— START OF RECORDS SHOWN —

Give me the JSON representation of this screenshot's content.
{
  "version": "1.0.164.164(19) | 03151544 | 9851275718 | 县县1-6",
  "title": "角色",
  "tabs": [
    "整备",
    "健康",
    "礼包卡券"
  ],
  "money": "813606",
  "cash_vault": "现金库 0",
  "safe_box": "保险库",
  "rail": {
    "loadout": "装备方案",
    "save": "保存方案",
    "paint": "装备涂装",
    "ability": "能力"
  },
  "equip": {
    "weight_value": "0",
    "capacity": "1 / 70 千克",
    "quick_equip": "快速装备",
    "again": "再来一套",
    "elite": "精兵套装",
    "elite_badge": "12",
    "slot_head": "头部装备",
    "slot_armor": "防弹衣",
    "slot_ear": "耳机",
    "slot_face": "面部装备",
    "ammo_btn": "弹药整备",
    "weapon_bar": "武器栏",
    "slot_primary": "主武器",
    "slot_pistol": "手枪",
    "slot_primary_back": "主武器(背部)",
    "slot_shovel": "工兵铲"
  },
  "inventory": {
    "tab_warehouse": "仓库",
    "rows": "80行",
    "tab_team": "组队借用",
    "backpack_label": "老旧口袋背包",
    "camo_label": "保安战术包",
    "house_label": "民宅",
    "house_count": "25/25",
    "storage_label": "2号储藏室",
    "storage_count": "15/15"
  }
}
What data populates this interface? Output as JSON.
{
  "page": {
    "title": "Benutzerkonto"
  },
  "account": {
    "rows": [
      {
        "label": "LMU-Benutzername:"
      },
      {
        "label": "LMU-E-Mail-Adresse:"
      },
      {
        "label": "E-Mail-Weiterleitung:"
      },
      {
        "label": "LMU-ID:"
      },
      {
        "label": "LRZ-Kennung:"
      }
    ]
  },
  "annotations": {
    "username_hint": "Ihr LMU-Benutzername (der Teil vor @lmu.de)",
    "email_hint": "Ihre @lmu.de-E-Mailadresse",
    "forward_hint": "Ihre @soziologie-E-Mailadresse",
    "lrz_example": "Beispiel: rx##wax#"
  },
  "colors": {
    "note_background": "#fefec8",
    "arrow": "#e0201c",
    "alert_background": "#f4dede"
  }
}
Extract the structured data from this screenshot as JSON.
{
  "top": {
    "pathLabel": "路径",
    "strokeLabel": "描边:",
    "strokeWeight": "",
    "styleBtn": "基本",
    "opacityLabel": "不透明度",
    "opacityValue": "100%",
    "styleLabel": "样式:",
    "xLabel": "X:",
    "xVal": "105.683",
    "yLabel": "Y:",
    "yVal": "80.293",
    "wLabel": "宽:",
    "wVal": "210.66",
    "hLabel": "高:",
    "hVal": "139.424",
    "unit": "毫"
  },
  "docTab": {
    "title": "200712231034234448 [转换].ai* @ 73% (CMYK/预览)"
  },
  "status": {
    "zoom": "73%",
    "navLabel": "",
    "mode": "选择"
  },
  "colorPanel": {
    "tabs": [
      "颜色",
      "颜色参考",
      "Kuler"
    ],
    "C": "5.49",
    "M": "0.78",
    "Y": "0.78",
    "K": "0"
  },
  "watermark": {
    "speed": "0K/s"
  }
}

— END OF RECORDS SHOWN —

Quote all the records exactly, please, leaving none out.

Give me the JSON representation of this screenshot's content.
{
  "version": "1.0.164.164(19) | 03151544 | 9851275718 | 县县1-6",
  "title": "角色",
  "tabs": [
    "整备",
    "健康",
    "礼包卡券"
  ],
  "money": "813606",
  "cash_vault": "现金库 0",
  "safe_box": "保险库",
  "rail": {
    "loadout": "装备方案",
    "save": "保存方案",
    "paint": "装备涂装",
    "ability": "能力"
  },
  "equip": {
    "weight_value": "0",
    "capacity": "1 / 70 千克",
    "quick_equip": "快速装备",
    "again": "再来一套",
    "elite": "精兵套装",
    "elite_badge": "12",
    "slot_head": "头部装备",
    "slot_armor": "防弹衣",
    "slot_ear": "耳机",
    "slot_face": "面部装备",
    "ammo_btn": "弹药整备",
    "weapon_bar": "武器栏",
    "slot_primary": "主武器",
    "slot_pistol": "手枪",
    "slot_primary_back": "主武器(背部)",
    "slot_shovel": "工兵铲"
  },
  "inventory": {
    "tab_warehouse": "仓库",
    "rows": "80行",
    "tab_team": "组队借用",
    "backpack_label": "老旧口袋背包",
    "camo_label": "保安战术包",
    "house_label": "民宅",
    "house_count": "25/25",
    "storage_label": "2号储藏室",
    "storage_count": "15/15"
  }
}
What data populates this interface? Output as JSON.
{
  "page": {
    "title": "Benutzerkonto"
  },
  "account": {
    "rows": [
      {
        "label": "LMU-Benutzername:"
      },
      {
        "label": "LMU-E-Mail-Adresse:"
      },
      {
        "label": "E-Mail-Weiterleitung:"
      },
      {
        "label": "LMU-ID:"
      },
      {
        "label": "LRZ-Kennung:"
      }
    ]
  },
  "annotations": {
    "username_hint": "Ihr LMU-Benutzername (der Teil vor @lmu.de)",
    "email_hint": "Ihre @lmu.de-E-Mailadresse",
    "forward_hint": "Ihre @soziologie-E-Mailadresse",
    "lrz_example": "Beispiel: rx##wax#"
  },
  "colors": {
    "note_background": "#fefec8",
    "arrow": "#e0201c",
    "alert_background": "#f4dede"
  }
}
Extract the structured data from this screenshot as JSON.
{
  "top": {
    "pathLabel": "路径",
    "strokeLabel": "描边:",
    "strokeWeight": "",
    "styleBtn": "基本",
    "opacityLabel": "不透明度",
    "opacityValue": "100%",
    "styleLabel": "样式:",
    "xLabel": "X:",
    "xVal": "105.683",
    "yLabel": "Y:",
    "yVal": "80.293",
    "wLabel": "宽:",
    "wVal": "210.66",
    "hLabel": "高:",
    "hVal": "139.424",
    "unit": "毫"
  },
  "docTab": {
    "title": "200712231034234448 [转换].ai* @ 73% (CMYK/预览)"
  },
  "status": {
    "zoom": "73%",
    "navLabel": "",
    "mode": "选择"
  },
  "colorPanel": {
    "tabs": [
      "颜色",
      "颜色参考",
      "Kuler"
    ],
    "C": "5.49",
    "M": "0.78",
    "Y": "0.78",
    "K": "0"
  },
  "watermark": {
    "speed": "0K/s"
  }
}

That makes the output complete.